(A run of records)
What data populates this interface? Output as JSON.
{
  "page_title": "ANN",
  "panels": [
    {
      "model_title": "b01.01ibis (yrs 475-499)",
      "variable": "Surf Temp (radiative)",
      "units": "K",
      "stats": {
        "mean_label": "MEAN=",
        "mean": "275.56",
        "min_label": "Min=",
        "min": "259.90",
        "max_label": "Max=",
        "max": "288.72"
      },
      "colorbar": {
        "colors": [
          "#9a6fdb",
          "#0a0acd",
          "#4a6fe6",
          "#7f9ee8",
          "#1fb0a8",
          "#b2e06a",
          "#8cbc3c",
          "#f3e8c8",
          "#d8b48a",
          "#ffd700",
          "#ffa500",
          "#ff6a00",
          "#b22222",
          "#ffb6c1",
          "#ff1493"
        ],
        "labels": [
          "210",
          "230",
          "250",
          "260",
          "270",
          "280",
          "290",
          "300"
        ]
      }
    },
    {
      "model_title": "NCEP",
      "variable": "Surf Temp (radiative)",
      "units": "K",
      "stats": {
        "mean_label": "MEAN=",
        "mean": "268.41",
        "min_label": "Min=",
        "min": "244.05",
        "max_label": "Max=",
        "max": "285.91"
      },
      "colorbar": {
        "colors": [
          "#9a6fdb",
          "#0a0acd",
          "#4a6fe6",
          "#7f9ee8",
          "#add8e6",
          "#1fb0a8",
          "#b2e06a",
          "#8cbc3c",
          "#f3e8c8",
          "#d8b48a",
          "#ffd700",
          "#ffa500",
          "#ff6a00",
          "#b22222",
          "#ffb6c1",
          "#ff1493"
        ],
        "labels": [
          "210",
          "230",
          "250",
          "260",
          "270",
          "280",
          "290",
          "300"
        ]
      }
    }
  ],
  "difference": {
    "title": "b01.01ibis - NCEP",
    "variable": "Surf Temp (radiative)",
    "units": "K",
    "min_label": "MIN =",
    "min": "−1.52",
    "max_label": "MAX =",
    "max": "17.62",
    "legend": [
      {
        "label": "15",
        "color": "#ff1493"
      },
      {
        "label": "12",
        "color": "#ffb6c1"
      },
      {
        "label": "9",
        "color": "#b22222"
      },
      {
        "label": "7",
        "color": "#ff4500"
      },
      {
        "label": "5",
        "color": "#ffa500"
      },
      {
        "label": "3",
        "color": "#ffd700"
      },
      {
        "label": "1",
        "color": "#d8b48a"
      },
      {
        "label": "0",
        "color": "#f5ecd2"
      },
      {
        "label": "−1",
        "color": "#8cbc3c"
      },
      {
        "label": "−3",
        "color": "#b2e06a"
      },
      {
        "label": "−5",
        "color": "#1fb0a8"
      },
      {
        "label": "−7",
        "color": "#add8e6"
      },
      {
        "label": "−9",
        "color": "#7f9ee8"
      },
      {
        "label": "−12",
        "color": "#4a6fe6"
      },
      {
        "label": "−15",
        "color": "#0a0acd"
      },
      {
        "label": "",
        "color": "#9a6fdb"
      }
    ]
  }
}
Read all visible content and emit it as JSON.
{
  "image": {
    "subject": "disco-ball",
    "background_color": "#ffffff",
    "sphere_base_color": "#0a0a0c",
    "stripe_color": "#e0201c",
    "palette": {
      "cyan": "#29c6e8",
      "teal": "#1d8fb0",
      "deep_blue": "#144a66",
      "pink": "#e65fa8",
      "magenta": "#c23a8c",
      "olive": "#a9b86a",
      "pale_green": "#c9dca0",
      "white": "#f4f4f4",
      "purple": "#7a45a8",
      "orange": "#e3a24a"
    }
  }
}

(What the task asks): Each record above should be output again exactly.

(Reply):
What data populates this interface? Output as JSON.
{
  "page_title": "ANN",
  "panels": [
    {
      "model_title": "b01.01ibis (yrs 475-499)",
      "variable": "Surf Temp (radiative)",
      "units": "K",
      "stats": {
        "mean_label": "MEAN=",
        "mean": "275.56",
        "min_label": "Min=",
        "min": "259.90",
        "max_label": "Max=",
        "max": "288.72"
      },
      "colorbar": {
        "colors": [
          "#9a6fdb",
          "#0a0acd",
          "#4a6fe6",
          "#7f9ee8",
          "#1fb0a8",
          "#b2e06a",
          "#8cbc3c",
          "#f3e8c8",
          "#d8b48a",
          "#ffd700",
          "#ffa500",
          "#ff6a00",
          "#b22222",
          "#ffb6c1",
          "#ff1493"
        ],
        "labels": [
          "210",
          "230",
          "250",
          "260",
          "270",
          "280",
          "290",
          "300"
        ]
      }
    },
    {
      "model_title": "NCEP",
      "variable": "Surf Temp (radiative)",
      "units": "K",
      "stats": {
        "mean_label": "MEAN=",
        "mean": "268.41",
        "min_label": "Min=",
        "min": "244.05",
        "max_label": "Max=",
        "max": "285.91"
      },
      "colorbar": {
        "colors": [
          "#9a6fdb",
          "#0a0acd",
          "#4a6fe6",
          "#7f9ee8",
          "#add8e6",
          "#1fb0a8",
          "#b2e06a",
          "#8cbc3c",
          "#f3e8c8",
          "#d8b48a",
          "#ffd700",
          "#ffa500",
          "#ff6a00",
          "#b22222",
          "#ffb6c1",
          "#ff1493"
        ],
        "labels": [
          "210",
          "230",
          "250",
          "260",
          "270",
          "280",
          "290",
          "300"
        ]
      }
    }
  ],
  "difference": {
    "title": "b01.01ibis - NCEP",
    "variable": "Surf Temp (radiative)",
    "units": "K",
    "min_label": "MIN =",
    "min": "−1.52",
    "max_label": "MAX =",
    "max": "17.62",
    "legend": [
      {
        "label": "15",
        "color": "#ff1493"
      },
      {
        "label": "12",
        "color": "#ffb6c1"
      },
      {
        "label": "9",
        "color": "#b22222"
      },
      {
        "label": "7",
        "color": "#ff4500"
      },
      {
        "label": "5",
        "color": "#ffa500"
      },
      {
        "label": "3",
        "color": "#ffd700"
      },
      {
        "label": "1",
        "color": "#d8b48a"
      },
      {
        "label": "0",
        "color": "#f5ecd2"
      },
      {
        "label": "−1",
        "color": "#8cbc3c"
      },
      {
        "label": "−3",
        "color": "#b2e06a"
      },
      {
        "label": "−5",
        "color": "#1fb0a8"
      },
      {
        "label": "−7",
        "color": "#add8e6"
      },
      {
        "label": "−9",
        "color": "#7f9ee8"
      },
      {
        "label": "−12",
        "color": "#4a6fe6"
      },
      {
        "label": "−15",
        "color": "#0a0acd"
      },
      {
        "label": "",
        "color": "#9a6fdb"
      }
    ]
  }
}
Read all visible content and emit it as JSON.
{
  "image": {
    "subject": "disco-ball",
    "background_color": "#ffffff",
    "sphere_base_color": "#0a0a0c",
    "stripe_color": "#e0201c",
    "palette": {
      "cyan": "#29c6e8",
      "teal": "#1d8fb0",
      "deep_blue": "#144a66",
      "pink": "#e65fa8",
      "magenta": "#c23a8c",
      "olive": "#a9b86a",
      "pale_green": "#c9dca0",
      "white": "#f4f4f4",
      "purple": "#7a45a8",
      "orange": "#e3a24a"
    }
  }
}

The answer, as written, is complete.